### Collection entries
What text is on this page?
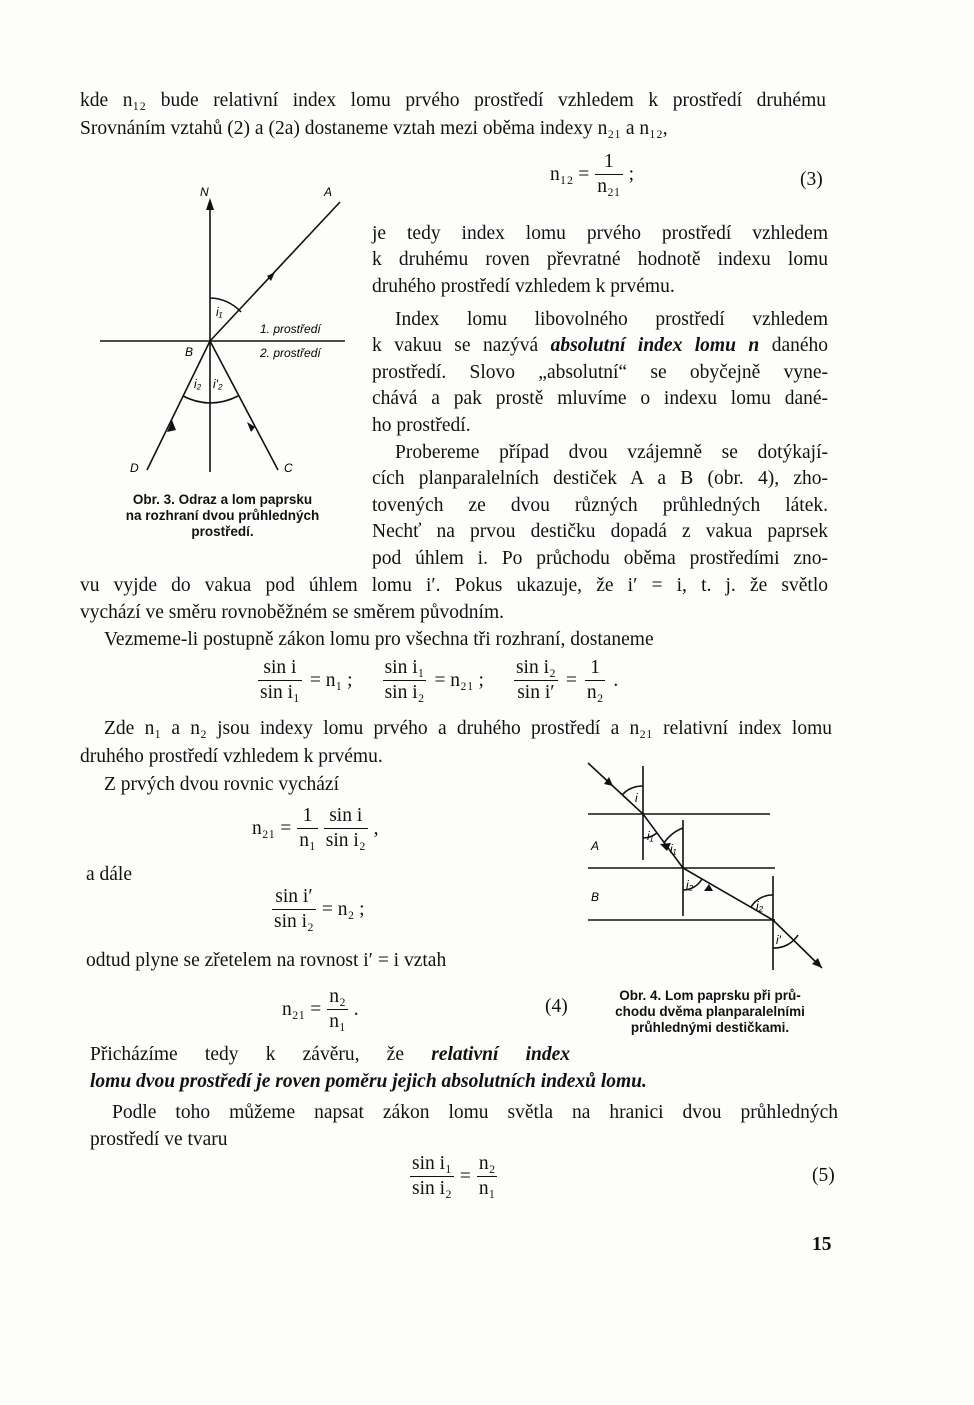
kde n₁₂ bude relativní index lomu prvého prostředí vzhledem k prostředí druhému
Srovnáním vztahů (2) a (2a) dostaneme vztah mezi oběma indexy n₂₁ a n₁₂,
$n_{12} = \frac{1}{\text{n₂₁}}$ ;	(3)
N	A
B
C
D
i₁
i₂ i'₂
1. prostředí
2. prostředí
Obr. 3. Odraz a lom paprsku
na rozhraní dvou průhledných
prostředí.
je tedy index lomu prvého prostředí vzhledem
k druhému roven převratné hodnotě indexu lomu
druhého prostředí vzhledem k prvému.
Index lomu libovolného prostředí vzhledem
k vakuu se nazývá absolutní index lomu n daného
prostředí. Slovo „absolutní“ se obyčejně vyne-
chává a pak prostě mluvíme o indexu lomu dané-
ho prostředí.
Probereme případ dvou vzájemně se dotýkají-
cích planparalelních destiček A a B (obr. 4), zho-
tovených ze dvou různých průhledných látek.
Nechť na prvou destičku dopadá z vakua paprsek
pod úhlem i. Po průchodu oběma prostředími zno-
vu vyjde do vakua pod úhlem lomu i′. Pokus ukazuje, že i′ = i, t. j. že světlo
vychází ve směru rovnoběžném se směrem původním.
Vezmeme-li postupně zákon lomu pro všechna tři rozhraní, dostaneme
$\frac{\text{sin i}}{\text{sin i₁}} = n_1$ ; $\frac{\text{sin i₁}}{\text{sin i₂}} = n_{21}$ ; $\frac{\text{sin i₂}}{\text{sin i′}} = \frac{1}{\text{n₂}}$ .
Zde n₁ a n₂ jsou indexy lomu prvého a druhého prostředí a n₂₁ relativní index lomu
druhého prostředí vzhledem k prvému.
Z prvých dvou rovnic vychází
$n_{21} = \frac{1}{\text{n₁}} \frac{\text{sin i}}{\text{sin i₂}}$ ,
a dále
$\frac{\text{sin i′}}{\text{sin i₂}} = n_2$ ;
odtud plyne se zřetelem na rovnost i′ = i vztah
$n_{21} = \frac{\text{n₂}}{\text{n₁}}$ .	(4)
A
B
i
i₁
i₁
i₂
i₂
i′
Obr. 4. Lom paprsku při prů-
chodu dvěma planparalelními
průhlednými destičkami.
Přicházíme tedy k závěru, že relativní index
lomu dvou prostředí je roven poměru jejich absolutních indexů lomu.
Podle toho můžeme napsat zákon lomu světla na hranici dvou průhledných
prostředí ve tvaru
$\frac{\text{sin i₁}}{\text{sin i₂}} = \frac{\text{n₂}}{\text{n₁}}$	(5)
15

### DIRECTIVE
How many lines in the listing above contain "lomu"? Answer with the number alone.

### SOLUTION TO THIS PROBLEM
11